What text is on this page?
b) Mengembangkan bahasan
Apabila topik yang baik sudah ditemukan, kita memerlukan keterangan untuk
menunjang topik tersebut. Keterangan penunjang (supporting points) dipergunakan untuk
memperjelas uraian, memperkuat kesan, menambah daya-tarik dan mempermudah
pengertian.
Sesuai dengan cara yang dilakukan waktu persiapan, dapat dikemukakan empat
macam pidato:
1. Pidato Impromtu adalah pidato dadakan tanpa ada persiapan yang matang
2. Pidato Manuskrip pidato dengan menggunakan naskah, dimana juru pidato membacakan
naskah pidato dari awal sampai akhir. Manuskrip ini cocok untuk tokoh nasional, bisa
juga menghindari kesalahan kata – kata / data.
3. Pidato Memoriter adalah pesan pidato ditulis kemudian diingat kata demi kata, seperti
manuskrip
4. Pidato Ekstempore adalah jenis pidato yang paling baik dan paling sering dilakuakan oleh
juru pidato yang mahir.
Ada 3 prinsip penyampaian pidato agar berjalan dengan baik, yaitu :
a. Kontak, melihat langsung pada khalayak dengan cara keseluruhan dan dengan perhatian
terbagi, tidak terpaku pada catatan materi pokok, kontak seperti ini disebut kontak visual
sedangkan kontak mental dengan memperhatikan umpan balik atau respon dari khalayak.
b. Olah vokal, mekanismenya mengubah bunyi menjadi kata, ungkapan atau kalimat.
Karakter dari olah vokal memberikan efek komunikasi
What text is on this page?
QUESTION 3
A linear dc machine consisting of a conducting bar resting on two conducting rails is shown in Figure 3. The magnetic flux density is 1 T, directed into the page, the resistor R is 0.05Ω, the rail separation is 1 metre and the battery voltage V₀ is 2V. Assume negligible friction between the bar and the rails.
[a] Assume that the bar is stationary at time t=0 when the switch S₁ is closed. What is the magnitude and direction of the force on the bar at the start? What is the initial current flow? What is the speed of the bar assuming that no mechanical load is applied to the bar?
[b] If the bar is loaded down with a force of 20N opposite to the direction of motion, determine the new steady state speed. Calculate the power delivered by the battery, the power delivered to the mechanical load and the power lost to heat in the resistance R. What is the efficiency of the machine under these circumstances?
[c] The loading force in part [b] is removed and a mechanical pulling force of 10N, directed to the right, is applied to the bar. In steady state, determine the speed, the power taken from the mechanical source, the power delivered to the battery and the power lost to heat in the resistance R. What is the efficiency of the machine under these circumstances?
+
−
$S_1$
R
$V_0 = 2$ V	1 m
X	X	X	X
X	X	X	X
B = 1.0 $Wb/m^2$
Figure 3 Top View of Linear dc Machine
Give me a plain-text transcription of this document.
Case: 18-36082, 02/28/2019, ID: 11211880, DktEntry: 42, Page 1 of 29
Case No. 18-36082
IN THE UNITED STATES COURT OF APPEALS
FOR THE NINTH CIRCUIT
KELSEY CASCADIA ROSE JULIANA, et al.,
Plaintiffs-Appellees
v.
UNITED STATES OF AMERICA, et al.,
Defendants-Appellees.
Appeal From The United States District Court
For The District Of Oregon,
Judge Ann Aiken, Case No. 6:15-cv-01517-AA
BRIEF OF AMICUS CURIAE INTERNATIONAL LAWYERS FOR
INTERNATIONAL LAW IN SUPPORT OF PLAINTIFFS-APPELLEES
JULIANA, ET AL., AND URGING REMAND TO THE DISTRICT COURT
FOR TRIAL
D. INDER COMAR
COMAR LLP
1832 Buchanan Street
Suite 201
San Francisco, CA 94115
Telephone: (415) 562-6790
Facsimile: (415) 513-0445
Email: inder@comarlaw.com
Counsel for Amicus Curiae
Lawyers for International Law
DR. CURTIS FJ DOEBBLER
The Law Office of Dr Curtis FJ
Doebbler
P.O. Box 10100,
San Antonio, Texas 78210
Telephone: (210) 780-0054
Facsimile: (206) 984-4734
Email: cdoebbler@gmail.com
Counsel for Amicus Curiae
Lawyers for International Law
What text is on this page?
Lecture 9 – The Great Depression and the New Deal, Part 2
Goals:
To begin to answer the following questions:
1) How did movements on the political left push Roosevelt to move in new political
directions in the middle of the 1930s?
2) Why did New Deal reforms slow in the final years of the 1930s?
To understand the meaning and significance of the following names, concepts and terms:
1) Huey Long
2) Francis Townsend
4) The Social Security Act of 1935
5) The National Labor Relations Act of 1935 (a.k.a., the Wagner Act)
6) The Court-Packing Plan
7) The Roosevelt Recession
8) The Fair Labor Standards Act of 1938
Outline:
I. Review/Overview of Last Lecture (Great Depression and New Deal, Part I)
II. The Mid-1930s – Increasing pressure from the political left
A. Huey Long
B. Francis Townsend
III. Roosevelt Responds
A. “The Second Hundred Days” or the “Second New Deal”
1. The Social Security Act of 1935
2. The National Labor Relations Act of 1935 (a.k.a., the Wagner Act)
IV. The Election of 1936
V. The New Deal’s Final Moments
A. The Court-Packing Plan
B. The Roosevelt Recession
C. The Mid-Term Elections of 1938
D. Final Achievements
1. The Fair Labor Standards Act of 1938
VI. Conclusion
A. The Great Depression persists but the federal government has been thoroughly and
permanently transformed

◆ **Exercise objective**
Write out all the entries exactly.

◆ **Result for this task**
What text is on this page?
b) Mengembangkan bahasan
Apabila topik yang baik sudah ditemukan, kita memerlukan keterangan untuk
menunjang topik tersebut. Keterangan penunjang (supporting points) dipergunakan untuk
memperjelas uraian, memperkuat kesan, menambah daya-tarik dan mempermudah
pengertian.
Sesuai dengan cara yang dilakukan waktu persiapan, dapat dikemukakan empat
macam pidato:
1. Pidato Impromtu adalah pidato dadakan tanpa ada persiapan yang matang
2. Pidato Manuskrip pidato dengan menggunakan naskah, dimana juru pidato membacakan
naskah pidato dari awal sampai akhir. Manuskrip ini cocok untuk tokoh nasional, bisa
juga menghindari kesalahan kata – kata / data.
3. Pidato Memoriter adalah pesan pidato ditulis kemudian diingat kata demi kata, seperti
manuskrip
4. Pidato Ekstempore adalah jenis pidato yang paling baik dan paling sering dilakuakan oleh
juru pidato yang mahir.
Ada 3 prinsip penyampaian pidato agar berjalan dengan baik, yaitu :
a. Kontak, melihat langsung pada khalayak dengan cara keseluruhan dan dengan perhatian
terbagi, tidak terpaku pada catatan materi pokok, kontak seperti ini disebut kontak visual
sedangkan kontak mental dengan memperhatikan umpan balik atau respon dari khalayak.
b. Olah vokal, mekanismenya mengubah bunyi menjadi kata, ungkapan atau kalimat.
Karakter dari olah vokal memberikan efek komunikasi
What text is on this page?
QUESTION 3
A linear dc machine consisting of a conducting bar resting on two conducting rails is shown in Figure 3. The magnetic flux density is 1 T, directed into the page, the resistor R is 0.05Ω, the rail separation is 1 metre and the battery voltage V₀ is 2V. Assume negligible friction between the bar and the rails.
[a] Assume that the bar is stationary at time t=0 when the switch S₁ is closed. What is the magnitude and direction of the force on the bar at the start? What is the initial current flow? What is the speed of the bar assuming that no mechanical load is applied to the bar?
[b] If the bar is loaded down with a force of 20N opposite to the direction of motion, determine the new steady state speed. Calculate the power delivered by the battery, the power delivered to the mechanical load and the power lost to heat in the resistance R. What is the efficiency of the machine under these circumstances?
[c] The loading force in part [b] is removed and a mechanical pulling force of 10N, directed to the right, is applied to the bar. In steady state, determine the speed, the power taken from the mechanical source, the power delivered to the battery and the power lost to heat in the resistance R. What is the efficiency of the machine under these circumstances?
+
−
$S_1$
R
$V_0 = 2$ V	1 m
X	X	X	X
X	X	X	X
B = 1.0 $Wb/m^2$
Figure 3 Top View of Linear dc Machine
Give me a plain-text transcription of this document.
Case: 18-36082, 02/28/2019, ID: 11211880, DktEntry: 42, Page 1 of 29
Case No. 18-36082
IN THE UNITED STATES COURT OF APPEALS
FOR THE NINTH CIRCUIT
KELSEY CASCADIA ROSE JULIANA, et al.,
Plaintiffs-Appellees
v.
UNITED STATES OF AMERICA, et al.,
Defendants-Appellees.
Appeal From The United States District Court
For The District Of Oregon,
Judge Ann Aiken, Case No. 6:15-cv-01517-AA
BRIEF OF AMICUS CURIAE INTERNATIONAL LAWYERS FOR
INTERNATIONAL LAW IN SUPPORT OF PLAINTIFFS-APPELLEES
JULIANA, ET AL., AND URGING REMAND TO THE DISTRICT COURT
FOR TRIAL
D. INDER COMAR
COMAR LLP
1832 Buchanan Street
Suite 201
San Francisco, CA 94115
Telephone: (415) 562-6790
Facsimile: (415) 513-0445
Email: inder@comarlaw.com
Counsel for Amicus Curiae
Lawyers for International Law
DR. CURTIS FJ DOEBBLER
The Law Office of Dr Curtis FJ
Doebbler
P.O. Box 10100,
San Antonio, Texas 78210
Telephone: (210) 780-0054
Facsimile: (206) 984-4734
Email: cdoebbler@gmail.com
Counsel for Amicus Curiae
Lawyers for International Law
What text is on this page?
Lecture 9 – The Great Depression and the New Deal, Part 2
Goals:
To begin to answer the following questions:
1) How did movements on the political left push Roosevelt to move in new political
directions in the middle of the 1930s?
2) Why did New Deal reforms slow in the final years of the 1930s?
To understand the meaning and significance of the following names, concepts and terms:
1) Huey Long
2) Francis Townsend
4) The Social Security Act of 1935
5) The National Labor Relations Act of 1935 (a.k.a., the Wagner Act)
6) The Court-Packing Plan
7) The Roosevelt Recession
8) The Fair Labor Standards Act of 1938
Outline:
I. Review/Overview of Last Lecture (Great Depression and New Deal, Part I)
II. The Mid-1930s – Increasing pressure from the political left
A. Huey Long
B. Francis Townsend
III. Roosevelt Responds
A. “The Second Hundred Days” or the “Second New Deal”
1. The Social Security Act of 1935
2. The National Labor Relations Act of 1935 (a.k.a., the Wagner Act)
IV. The Election of 1936
V. The New Deal’s Final Moments
A. The Court-Packing Plan
B. The Roosevelt Recession
C. The Mid-Term Elections of 1938
D. Final Achievements
1. The Fair Labor Standards Act of 1938
VI. Conclusion
A. The Great Depression persists but the federal government has been thoroughly and
permanently transformed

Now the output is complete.